_MATERIAL_.
● ● ● ● ●
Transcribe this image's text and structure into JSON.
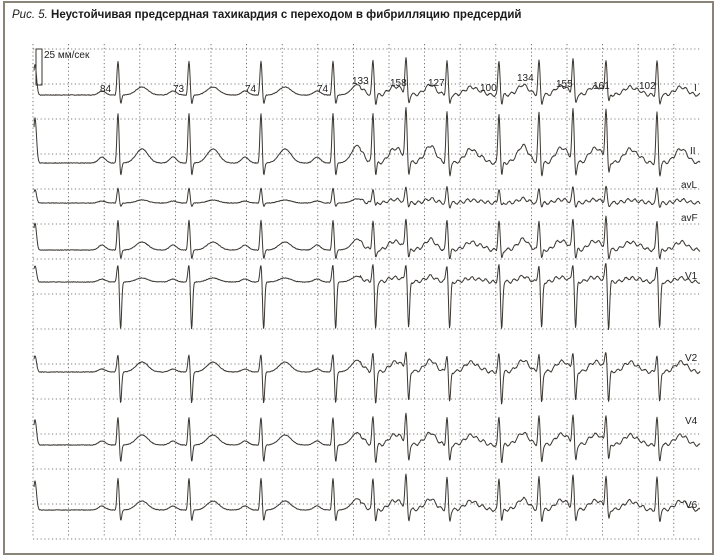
{
  "figure": {
    "number_label": "Рис. 5.",
    "title": "Неустойчивая предсердная тахикардия с переходом в фибрилляцию предсердий"
  },
  "ecg": {
    "speed_label": "25 мм/сек",
    "leads": [
      "I",
      "II",
      "avL",
      "avF",
      "V1",
      "V2",
      "V4",
      "V6"
    ],
    "rr_annotations": [
      "84",
      "73",
      "74",
      "74",
      "133",
      "158",
      "127",
      "100",
      "134",
      "155",
      "161",
      "102"
    ],
    "trace_color": "#3a3631",
    "grid_color": "#555555"
  }
}
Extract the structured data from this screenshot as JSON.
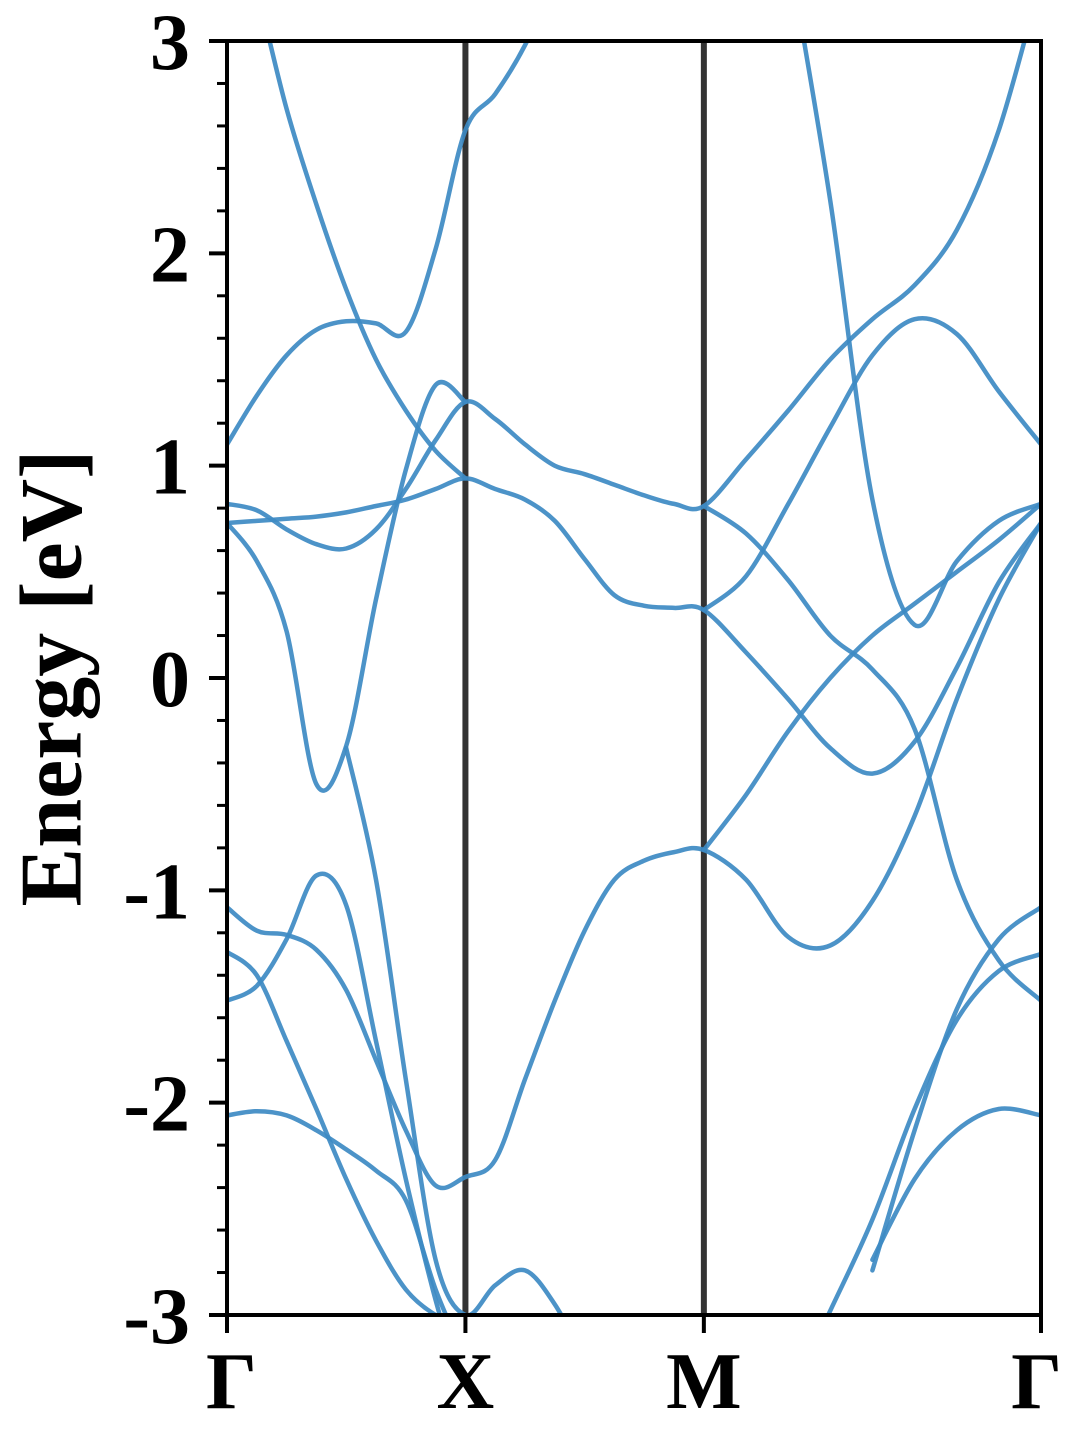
{
  "chart_data": {
    "type": "line",
    "ylabel": "Energy [eV]",
    "x": [
      0,
      0.125,
      0.25,
      0.375,
      0.5,
      0.625,
      0.75,
      0.875,
      1,
      1.125,
      1.25,
      1.375,
      1.5,
      1.625,
      1.75,
      1.875,
      2,
      2.177,
      2.354,
      2.53,
      2.707,
      2.884,
      3.061,
      3.237,
      3.414
    ],
    "xlim": [
      0,
      3.414
    ],
    "xticks": [
      {
        "value": 0,
        "label": "Γ"
      },
      {
        "value": 1,
        "label": "X"
      },
      {
        "value": 2,
        "label": "M"
      },
      {
        "value": 3.414,
        "label": "Γ"
      }
    ],
    "ylim": [
      -3,
      3
    ],
    "yticks": [
      -3,
      -2,
      -1,
      0,
      1,
      2,
      3
    ],
    "y_minor_step": 0.2,
    "xgrid": true,
    "color": "#3d8ac3",
    "series": [
      {
        "values": [
          3.71,
          3.24,
          2.68,
          2.23,
          1.83,
          1.5,
          1.26,
          1.07,
          0.94,
          null,
          null,
          null,
          null,
          null,
          null,
          null,
          null,
          null,
          null,
          null,
          null,
          null,
          null,
          null,
          null
        ]
      },
      {
        "values": [
          1.1,
          1.33,
          1.52,
          1.64,
          1.68,
          1.67,
          1.63,
          2.02,
          2.58,
          2.75,
          2.98,
          3.29,
          3.6,
          null,
          null,
          null,
          null,
          null,
          null,
          null,
          null,
          null,
          null,
          null,
          null
        ]
      },
      {
        "values": [
          0.73,
          0.74,
          0.75,
          0.76,
          0.78,
          0.81,
          0.84,
          0.89,
          0.94,
          0.89,
          0.84,
          0.74,
          0.56,
          0.39,
          0.34,
          0.33,
          0.32,
          0.12,
          -0.1,
          -0.33,
          -0.45,
          -0.3,
          0.05,
          0.45,
          0.73
        ]
      },
      {
        "values": [
          0.82,
          0.79,
          0.7,
          0.63,
          0.61,
          0.7,
          0.89,
          1.12,
          1.3,
          1.22,
          1.1,
          1.0,
          0.96,
          0.91,
          0.86,
          0.82,
          0.81,
          1.03,
          1.26,
          1.5,
          1.69,
          1.85,
          2.11,
          2.58,
          3.29
        ]
      },
      {
        "values": [
          0.73,
          0.55,
          0.22,
          -0.5,
          -0.32,
          0.37,
          0.98,
          1.38,
          1.3,
          null,
          null,
          null,
          null,
          null,
          null,
          null,
          null,
          null,
          null,
          null,
          null,
          null,
          null,
          null,
          null
        ]
      },
      {
        "values": [
          -1.52,
          -1.45,
          -1.23,
          -0.93,
          -1.07,
          -1.71,
          -2.36,
          -2.93,
          -3.4,
          null,
          null,
          null,
          null,
          null,
          null,
          null,
          null,
          null,
          null,
          null,
          null,
          null,
          null,
          null,
          null
        ]
      },
      {
        "values": [
          null,
          null,
          null,
          null,
          -0.33,
          -0.95,
          -1.89,
          -2.74,
          -3.0,
          -2.86,
          -2.79,
          -2.95,
          -3.21,
          null,
          null,
          null,
          null,
          null,
          null,
          null,
          null,
          null,
          null,
          null,
          null
        ]
      },
      {
        "values": [
          -1.08,
          -1.19,
          -1.21,
          -1.28,
          -1.47,
          -1.8,
          -2.13,
          -2.39,
          -2.35,
          -2.27,
          -1.89,
          -1.52,
          -1.19,
          -0.95,
          -0.86,
          -0.82,
          -0.81,
          -0.95,
          -1.22,
          -1.26,
          -1.05,
          -0.65,
          -0.1,
          0.37,
          0.73
        ]
      },
      {
        "values": [
          -1.29,
          -1.4,
          -1.71,
          -2.03,
          -2.36,
          -2.65,
          -2.88,
          -3.0,
          -3.05,
          null,
          null,
          null,
          null,
          null,
          null,
          null,
          null,
          null,
          null,
          null,
          null,
          null,
          null,
          null,
          null
        ]
      },
      {
        "values": [
          -2.06,
          -2.04,
          -2.06,
          -2.13,
          -2.22,
          -2.32,
          -2.46,
          -2.88,
          -3.21,
          null,
          null,
          null,
          null,
          null,
          null,
          null,
          null,
          null,
          null,
          null,
          null,
          null,
          null,
          null,
          null
        ]
      },
      {
        "values": [
          null,
          null,
          null,
          null,
          null,
          null,
          null,
          null,
          null,
          null,
          null,
          null,
          null,
          null,
          null,
          null,
          -0.81,
          -0.55,
          -0.25,
          0.0,
          0.2,
          0.35,
          0.5,
          0.65,
          0.82
        ]
      },
      {
        "values": [
          null,
          null,
          null,
          null,
          null,
          null,
          null,
          null,
          null,
          null,
          null,
          null,
          null,
          null,
          null,
          null,
          null,
          null,
          3.43,
          2.25,
          0.84,
          0.25,
          0.55,
          0.74,
          0.82
        ]
      },
      {
        "values": [
          null,
          null,
          null,
          null,
          null,
          null,
          null,
          null,
          null,
          null,
          null,
          null,
          null,
          null,
          null,
          null,
          0.32,
          0.48,
          0.82,
          1.18,
          1.52,
          1.69,
          1.62,
          1.35,
          1.1
        ]
      },
      {
        "values": [
          null,
          null,
          null,
          null,
          null,
          null,
          null,
          null,
          null,
          null,
          null,
          null,
          null,
          null,
          null,
          null,
          0.81,
          0.68,
          0.46,
          0.2,
          0.04,
          -0.24,
          -0.95,
          -1.33,
          -1.52
        ]
      },
      {
        "values": [
          null,
          null,
          null,
          null,
          null,
          null,
          null,
          null,
          null,
          null,
          null,
          null,
          null,
          null,
          null,
          null,
          null,
          null,
          -3.4,
          -2.98,
          -2.55,
          -2.03,
          -1.61,
          -1.38,
          -1.3
        ]
      },
      {
        "values": [
          null,
          null,
          null,
          null,
          null,
          null,
          null,
          null,
          null,
          null,
          null,
          null,
          null,
          null,
          null,
          null,
          null,
          null,
          null,
          null,
          -2.79,
          -2.13,
          -1.56,
          -1.23,
          -1.08
        ]
      },
      {
        "values": [
          null,
          null,
          null,
          null,
          null,
          null,
          null,
          null,
          null,
          null,
          null,
          null,
          null,
          null,
          null,
          null,
          null,
          null,
          null,
          null,
          -2.74,
          -2.36,
          -2.13,
          -2.03,
          -2.06
        ]
      }
    ]
  }
}
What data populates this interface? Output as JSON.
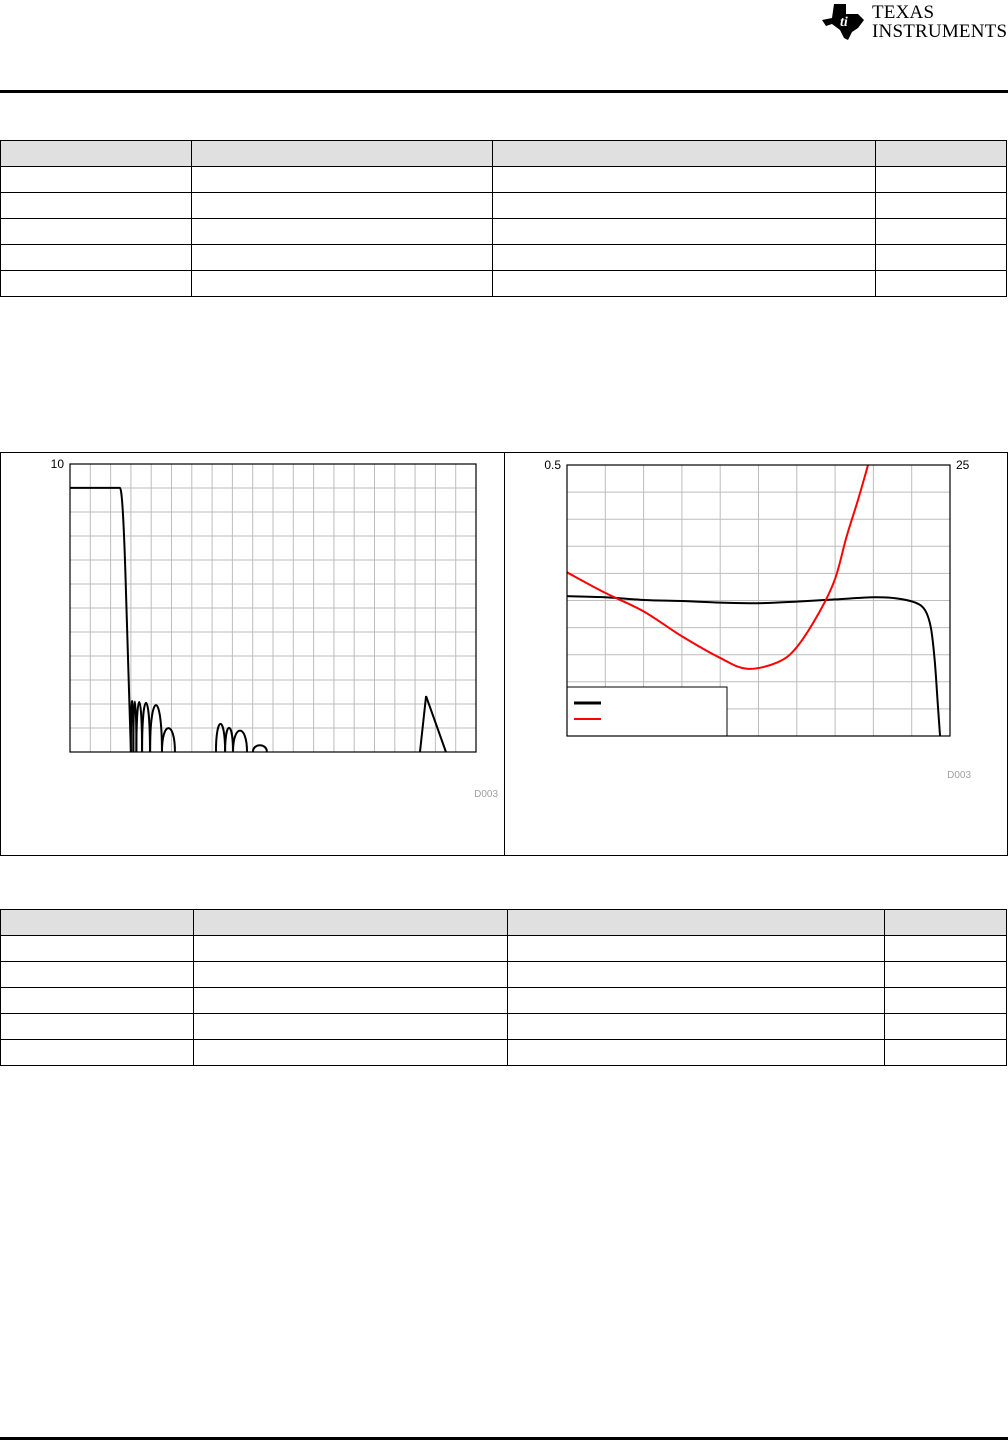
● ● ● ● ●
_EXERCISE PROMPT_. Reproduce every line exactly and omit all pictures.

_ANSWER FOR THIS EXERCISE_.
Transcribe this image's text and structure into JSON.
{
  "figure": {
    "number_label": "Рис. 5.",
    "title": "Неустойчивая предсердная тахикардия с переходом в фибрилляцию предсердий"
  },
  "ecg": {
    "speed_label": "25 мм/сек",
    "leads": [
      "I",
      "II",
      "avL",
      "avF",
      "V1",
      "V2",
      "V4",
      "V6"
    ],
    "rr_annotations": [
      "84",
      "73",
      "74",
      "74",
      "133",
      "158",
      "127",
      "100",
      "134",
      "155",
      "161",
      "102"
    ],
    "trace_color": "#3a3631",
    "grid_color": "#555555"
  }
}
Extract the structured data from this screenshot as JSON.
{
  "chart_data": {
    "type": "line",
    "ylabel": "Energy [eV]",
    "x": [
      0,
      0.125,
      0.25,
      0.375,
      0.5,
      0.625,
      0.75,
      0.875,
      1,
      1.125,
      1.25,
      1.375,
      1.5,
      1.625,
      1.75,
      1.875,
      2,
      2.177,
      2.354,
      2.53,
      2.707,
      2.884,
      3.061,
      3.237,
      3.414
    ],
    "xlim": [
      0,
      3.414
    ],
    "xticks": [
      {
        "value": 0,
        "label": "Γ"
      },
      {
        "value": 1,
        "label": "X"
      },
      {
        "value": 2,
        "label": "M"
      },
      {
        "value": 3.414,
        "label": "Γ"
      }
    ],
    "ylim": [
      -3,
      3
    ],
    "yticks": [
      -3,
      -2,
      -1,
      0,
      1,
      2,
      3
    ],
    "y_minor_step": 0.2,
    "xgrid": true,
    "color": "#3d8ac3",
    "series": [
      {
        "values": [
          3.71,
          3.24,
          2.68,
          2.23,
          1.83,
          1.5,
          1.26,
          1.07,
          0.94,
          null,
          null,
          null,
          null,
          null,
          null,
          null,
          null,
          null,
          null,
          null,
          null,
          null,
          null,
          null,
          null
        ]
      },
      {
        "values": [
          1.1,
          1.33,
          1.52,
          1.64,
          1.68,
          1.67,
          1.63,
          2.02,
          2.58,
          2.75,
          2.98,
          3.29,
          3.6,
          null,
          null,
          null,
          null,
          null,
          null,
          null,
          null,
          null,
          null,
          null,
          null
        ]
      },
      {
        "values": [
          0.73,
          0.74,
          0.75,
          0.76,
          0.78,
          0.81,
          0.84,
          0.89,
          0.94,
          0.89,
          0.84,
          0.74,
          0.56,
          0.39,
          0.34,
          0.33,
          0.32,
          0.12,
          -0.1,
          -0.33,
          -0.45,
          -0.3,
          0.05,
          0.45,
          0.73
        ]
      },
      {
        "values": [
          0.82,
          0.79,
          0.7,
          0.63,
          0.61,
          0.7,
          0.89,
          1.12,
          1.3,
          1.22,
          1.1,
          1.0,
          0.96,
          0.91,
          0.86,
          0.82,
          0.81,
          1.03,
          1.26,
          1.5,
          1.69,
          1.85,
          2.11,
          2.58,
          3.29
        ]
      },
      {
        "values": [
          0.73,
          0.55,
          0.22,
          -0.5,
          -0.32,
          0.37,
          0.98,
          1.38,
          1.3,
          null,
          null,
          null,
          null,
          null,
          null,
          null,
          null,
          null,
          null,
          null,
          null,
          null,
          null,
          null,
          null
        ]
      },
      {
        "values": [
          -1.52,
          -1.45,
          -1.23,
          -0.93,
          -1.07,
          -1.71,
          -2.36,
          -2.93,
          -3.4,
          null,
          null,
          null,
          null,
          null,
          null,
          null,
          null,
          null,
          null,
          null,
          null,
          null,
          null,
          null,
          null
        ]
      },
      {
        "values": [
          null,
          null,
          null,
          null,
          -0.33,
          -0.95,
          -1.89,
          -2.74,
          -3.0,
          -2.86,
          -2.79,
          -2.95,
          -3.21,
          null,
          null,
          null,
          null,
          null,
          null,
          null,
          null,
          null,
          null,
          null,
          null
        ]
      },
      {
        "values": [
          -1.08,
          -1.19,
          -1.21,
          -1.28,
          -1.47,
          -1.8,
          -2.13,
          -2.39,
          -2.35,
          -2.27,
          -1.89,
          -1.52,
          -1.19,
          -0.95,
          -0.86,
          -0.82,
          -0.81,
          -0.95,
          -1.22,
          -1.26,
          -1.05,
          -0.65,
          -0.1,
          0.37,
          0.73
        ]
      },
      {
        "values": [
          -1.29,
          -1.4,
          -1.71,
          -2.03,
          -2.36,
          -2.65,
          -2.88,
          -3.0,
          -3.05,
          null,
          null,
          null,
          null,
          null,
          null,
          null,
          null,
          null,
          null,
          null,
          null,
          null,
          null,
          null,
          null
        ]
      },
      {
        "values": [
          -2.06,
          -2.04,
          -2.06,
          -2.13,
          -2.22,
          -2.32,
          -2.46,
          -2.88,
          -3.21,
          null,
          null,
          null,
          null,
          null,
          null,
          null,
          null,
          null,
          null,
          null,
          null,
          null,
          null,
          null,
          null
        ]
      },
      {
        "values": [
          null,
          null,
          null,
          null,
          null,
          null,
          null,
          null,
          null,
          null,
          null,
          null,
          null,
          null,
          null,
          null,
          -0.81,
          -0.55,
          -0.25,
          0.0,
          0.2,
          0.35,
          0.5,
          0.65,
          0.82
        ]
      },
      {
        "values": [
          null,
          null,
          null,
          null,
          null,
          null,
          null,
          null,
          null,
          null,
          null,
          null,
          null,
          null,
          null,
          null,
          null,
          null,
          3.43,
          2.25,
          0.84,
          0.25,
          0.55,
          0.74,
          0.82
        ]
      },
      {
        "values": [
          null,
          null,
          null,
          null,
          null,
          null,
          null,
          null,
          null,
          null,
          null,
          null,
          null,
          null,
          null,
          null,
          0.32,
          0.48,
          0.82,
          1.18,
          1.52,
          1.69,
          1.62,
          1.35,
          1.1
        ]
      },
      {
        "values": [
          null,
          null,
          null,
          null,
          null,
          null,
          null,
          null,
          null,
          null,
          null,
          null,
          null,
          null,
          null,
          null,
          0.81,
          0.68,
          0.46,
          0.2,
          0.04,
          -0.24,
          -0.95,
          -1.33,
          -1.52
        ]
      },
      {
        "values": [
          null,
          null,
          null,
          null,
          null,
          null,
          null,
          null,
          null,
          null,
          null,
          null,
          null,
          null,
          null,
          null,
          null,
          null,
          -3.4,
          -2.98,
          -2.55,
          -2.03,
          -1.61,
          -1.38,
          -1.3
        ]
      },
      {
        "values": [
          null,
          null,
          null,
          null,
          null,
          null,
          null,
          null,
          null,
          null,
          null,
          null,
          null,
          null,
          null,
          null,
          null,
          null,
          null,
          null,
          -2.79,
          -2.13,
          -1.56,
          -1.23,
          -1.08
        ]
      },
      {
        "values": [
          null,
          null,
          null,
          null,
          null,
          null,
          null,
          null,
          null,
          null,
          null,
          null,
          null,
          null,
          null,
          null,
          null,
          null,
          null,
          null,
          -2.74,
          -2.36,
          -2.13,
          -2.03,
          -2.06
        ]
      }
    ]
  }
}
What data populates this interface? Output as JSON.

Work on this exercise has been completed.